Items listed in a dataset
--

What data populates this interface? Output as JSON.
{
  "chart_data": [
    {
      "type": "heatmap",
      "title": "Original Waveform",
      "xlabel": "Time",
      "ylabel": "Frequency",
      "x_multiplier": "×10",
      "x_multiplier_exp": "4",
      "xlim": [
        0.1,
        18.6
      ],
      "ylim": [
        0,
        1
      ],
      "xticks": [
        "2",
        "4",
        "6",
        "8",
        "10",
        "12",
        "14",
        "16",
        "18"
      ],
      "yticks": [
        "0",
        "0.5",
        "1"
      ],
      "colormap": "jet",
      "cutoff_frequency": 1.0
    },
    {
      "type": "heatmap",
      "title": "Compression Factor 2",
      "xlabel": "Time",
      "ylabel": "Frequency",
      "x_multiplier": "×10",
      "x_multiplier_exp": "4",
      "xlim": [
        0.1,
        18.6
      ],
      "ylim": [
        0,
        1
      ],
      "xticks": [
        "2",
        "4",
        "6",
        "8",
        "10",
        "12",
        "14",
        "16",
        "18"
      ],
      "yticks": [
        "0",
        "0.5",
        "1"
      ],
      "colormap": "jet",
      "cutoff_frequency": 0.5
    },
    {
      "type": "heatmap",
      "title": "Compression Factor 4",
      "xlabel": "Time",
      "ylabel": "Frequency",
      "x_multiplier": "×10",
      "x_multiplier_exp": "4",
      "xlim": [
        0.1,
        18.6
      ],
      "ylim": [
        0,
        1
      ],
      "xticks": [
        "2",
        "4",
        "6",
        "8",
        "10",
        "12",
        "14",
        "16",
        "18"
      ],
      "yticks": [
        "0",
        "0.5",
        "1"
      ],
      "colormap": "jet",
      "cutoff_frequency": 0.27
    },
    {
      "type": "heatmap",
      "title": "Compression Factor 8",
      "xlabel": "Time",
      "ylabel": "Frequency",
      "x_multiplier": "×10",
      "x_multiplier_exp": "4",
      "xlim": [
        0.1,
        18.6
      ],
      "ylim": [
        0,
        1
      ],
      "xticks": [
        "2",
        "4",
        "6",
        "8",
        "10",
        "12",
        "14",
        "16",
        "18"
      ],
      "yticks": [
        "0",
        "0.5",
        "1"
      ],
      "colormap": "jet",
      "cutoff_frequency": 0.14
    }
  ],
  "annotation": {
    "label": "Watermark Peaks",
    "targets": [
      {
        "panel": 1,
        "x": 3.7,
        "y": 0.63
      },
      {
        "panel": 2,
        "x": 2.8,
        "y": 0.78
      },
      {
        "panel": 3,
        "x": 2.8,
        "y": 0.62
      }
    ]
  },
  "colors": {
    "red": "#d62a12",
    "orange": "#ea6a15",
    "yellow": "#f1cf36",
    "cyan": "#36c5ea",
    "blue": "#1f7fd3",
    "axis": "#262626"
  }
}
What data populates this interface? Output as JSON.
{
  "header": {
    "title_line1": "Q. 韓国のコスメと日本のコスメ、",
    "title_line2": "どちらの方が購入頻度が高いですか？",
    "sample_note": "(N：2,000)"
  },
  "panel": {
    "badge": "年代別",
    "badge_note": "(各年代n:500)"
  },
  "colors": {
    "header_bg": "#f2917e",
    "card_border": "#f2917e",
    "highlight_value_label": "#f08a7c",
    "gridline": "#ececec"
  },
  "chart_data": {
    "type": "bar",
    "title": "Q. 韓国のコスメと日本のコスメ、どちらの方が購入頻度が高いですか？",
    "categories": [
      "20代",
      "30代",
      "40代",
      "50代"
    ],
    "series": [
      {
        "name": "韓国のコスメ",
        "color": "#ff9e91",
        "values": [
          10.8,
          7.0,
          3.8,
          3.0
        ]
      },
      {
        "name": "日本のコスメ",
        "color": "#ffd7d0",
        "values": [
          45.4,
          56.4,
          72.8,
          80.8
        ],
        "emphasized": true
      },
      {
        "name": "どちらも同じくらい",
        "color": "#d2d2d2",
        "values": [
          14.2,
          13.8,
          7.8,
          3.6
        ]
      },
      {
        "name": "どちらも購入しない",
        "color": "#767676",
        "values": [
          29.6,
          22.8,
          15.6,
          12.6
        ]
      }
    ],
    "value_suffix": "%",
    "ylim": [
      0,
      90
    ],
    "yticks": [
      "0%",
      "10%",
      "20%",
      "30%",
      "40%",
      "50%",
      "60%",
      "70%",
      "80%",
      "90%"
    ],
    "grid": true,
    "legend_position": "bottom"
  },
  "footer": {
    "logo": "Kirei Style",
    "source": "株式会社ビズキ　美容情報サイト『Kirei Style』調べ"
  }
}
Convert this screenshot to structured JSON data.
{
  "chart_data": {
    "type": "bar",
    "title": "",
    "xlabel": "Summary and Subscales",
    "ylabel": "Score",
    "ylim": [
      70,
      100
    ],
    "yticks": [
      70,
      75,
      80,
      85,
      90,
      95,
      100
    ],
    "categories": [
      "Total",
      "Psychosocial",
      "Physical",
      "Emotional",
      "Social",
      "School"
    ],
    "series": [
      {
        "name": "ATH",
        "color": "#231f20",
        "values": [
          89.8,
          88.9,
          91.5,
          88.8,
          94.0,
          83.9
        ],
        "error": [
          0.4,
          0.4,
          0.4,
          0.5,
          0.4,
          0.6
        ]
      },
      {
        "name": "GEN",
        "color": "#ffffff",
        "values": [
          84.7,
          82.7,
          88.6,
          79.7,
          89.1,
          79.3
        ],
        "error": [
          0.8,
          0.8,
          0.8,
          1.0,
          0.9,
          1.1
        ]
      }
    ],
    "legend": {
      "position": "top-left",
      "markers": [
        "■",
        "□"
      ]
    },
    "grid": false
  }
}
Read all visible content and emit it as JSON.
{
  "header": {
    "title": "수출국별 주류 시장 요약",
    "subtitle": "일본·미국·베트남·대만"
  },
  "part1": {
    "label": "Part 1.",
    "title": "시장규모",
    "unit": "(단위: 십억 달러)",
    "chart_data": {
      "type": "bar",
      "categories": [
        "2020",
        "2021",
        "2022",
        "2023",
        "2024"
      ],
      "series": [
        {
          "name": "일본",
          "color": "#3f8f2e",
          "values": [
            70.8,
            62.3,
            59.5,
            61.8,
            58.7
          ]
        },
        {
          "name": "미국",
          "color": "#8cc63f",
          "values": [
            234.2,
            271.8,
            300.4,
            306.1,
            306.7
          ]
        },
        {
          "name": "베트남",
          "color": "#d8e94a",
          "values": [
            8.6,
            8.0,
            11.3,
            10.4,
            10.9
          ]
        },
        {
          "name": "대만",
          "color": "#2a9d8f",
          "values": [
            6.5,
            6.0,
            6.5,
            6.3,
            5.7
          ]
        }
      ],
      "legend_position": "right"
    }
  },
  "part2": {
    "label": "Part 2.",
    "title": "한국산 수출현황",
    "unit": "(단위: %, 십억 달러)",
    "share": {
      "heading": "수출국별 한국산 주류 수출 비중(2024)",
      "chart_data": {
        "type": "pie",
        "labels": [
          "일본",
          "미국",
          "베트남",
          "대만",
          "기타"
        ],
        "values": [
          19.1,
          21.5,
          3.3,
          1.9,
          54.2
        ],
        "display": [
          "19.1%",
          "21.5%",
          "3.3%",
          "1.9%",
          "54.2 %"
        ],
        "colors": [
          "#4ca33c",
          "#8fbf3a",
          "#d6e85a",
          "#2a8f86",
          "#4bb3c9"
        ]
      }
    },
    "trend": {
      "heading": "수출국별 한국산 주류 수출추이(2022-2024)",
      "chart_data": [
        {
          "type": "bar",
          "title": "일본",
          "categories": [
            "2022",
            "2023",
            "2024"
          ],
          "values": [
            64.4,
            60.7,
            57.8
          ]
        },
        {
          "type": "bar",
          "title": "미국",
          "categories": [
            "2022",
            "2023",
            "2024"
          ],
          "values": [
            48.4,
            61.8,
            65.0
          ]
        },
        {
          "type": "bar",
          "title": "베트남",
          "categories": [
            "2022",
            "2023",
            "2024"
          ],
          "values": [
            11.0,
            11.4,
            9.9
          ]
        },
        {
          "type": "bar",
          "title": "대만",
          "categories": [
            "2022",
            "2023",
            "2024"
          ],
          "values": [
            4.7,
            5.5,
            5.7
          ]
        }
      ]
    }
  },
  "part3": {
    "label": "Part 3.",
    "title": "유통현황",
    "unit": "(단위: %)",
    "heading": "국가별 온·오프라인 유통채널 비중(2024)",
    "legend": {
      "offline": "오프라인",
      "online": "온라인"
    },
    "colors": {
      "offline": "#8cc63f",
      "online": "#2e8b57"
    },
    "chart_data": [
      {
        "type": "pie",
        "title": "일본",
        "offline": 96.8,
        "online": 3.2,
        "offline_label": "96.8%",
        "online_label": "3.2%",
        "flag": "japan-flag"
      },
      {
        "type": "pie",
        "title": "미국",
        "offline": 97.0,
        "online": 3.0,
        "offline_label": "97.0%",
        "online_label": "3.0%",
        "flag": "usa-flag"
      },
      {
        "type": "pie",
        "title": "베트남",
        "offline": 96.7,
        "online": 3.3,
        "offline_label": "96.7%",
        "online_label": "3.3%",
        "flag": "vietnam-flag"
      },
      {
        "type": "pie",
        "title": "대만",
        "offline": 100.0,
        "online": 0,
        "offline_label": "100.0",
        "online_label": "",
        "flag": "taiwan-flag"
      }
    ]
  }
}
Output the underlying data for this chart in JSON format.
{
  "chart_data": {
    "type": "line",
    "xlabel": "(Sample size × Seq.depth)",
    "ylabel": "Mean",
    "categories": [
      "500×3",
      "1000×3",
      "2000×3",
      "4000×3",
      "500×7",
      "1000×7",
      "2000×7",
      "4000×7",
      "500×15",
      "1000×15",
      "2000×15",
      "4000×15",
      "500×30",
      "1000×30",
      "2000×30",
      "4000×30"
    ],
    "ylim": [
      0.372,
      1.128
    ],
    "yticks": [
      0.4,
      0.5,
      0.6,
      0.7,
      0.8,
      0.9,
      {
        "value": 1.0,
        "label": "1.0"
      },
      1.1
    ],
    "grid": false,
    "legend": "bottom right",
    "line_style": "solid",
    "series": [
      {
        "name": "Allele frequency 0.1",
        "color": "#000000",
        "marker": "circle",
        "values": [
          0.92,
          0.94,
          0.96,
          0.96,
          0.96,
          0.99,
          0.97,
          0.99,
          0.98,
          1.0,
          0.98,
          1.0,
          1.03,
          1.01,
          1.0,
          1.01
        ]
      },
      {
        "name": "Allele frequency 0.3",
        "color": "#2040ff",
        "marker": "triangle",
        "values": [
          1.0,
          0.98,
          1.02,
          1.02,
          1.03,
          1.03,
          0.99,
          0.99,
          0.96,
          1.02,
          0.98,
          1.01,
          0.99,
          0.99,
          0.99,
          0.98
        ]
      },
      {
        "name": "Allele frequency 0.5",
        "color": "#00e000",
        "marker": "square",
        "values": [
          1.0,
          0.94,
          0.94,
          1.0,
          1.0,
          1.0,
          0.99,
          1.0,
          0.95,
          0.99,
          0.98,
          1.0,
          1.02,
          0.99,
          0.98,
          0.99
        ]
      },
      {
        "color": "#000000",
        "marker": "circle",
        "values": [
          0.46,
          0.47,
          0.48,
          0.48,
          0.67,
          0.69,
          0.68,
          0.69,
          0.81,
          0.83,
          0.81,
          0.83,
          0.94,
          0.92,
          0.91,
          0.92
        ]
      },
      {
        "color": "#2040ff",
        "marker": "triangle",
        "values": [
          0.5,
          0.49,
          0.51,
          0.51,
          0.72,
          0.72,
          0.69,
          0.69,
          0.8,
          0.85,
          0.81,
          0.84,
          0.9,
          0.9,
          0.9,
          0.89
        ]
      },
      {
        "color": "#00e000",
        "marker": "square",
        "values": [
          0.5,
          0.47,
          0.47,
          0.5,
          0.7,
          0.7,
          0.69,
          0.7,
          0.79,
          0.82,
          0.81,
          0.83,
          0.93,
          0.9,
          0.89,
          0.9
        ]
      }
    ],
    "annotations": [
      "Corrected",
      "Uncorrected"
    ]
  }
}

--

*WHAT THE EXERCISE ASKS*
Search the records for the word "오프라인", then list every line that has it.

*WRITTEN ANSWER*
    "heading": "국가별 온·오프라인 유통채널 비중(2024)",
      "offline": "오프라인",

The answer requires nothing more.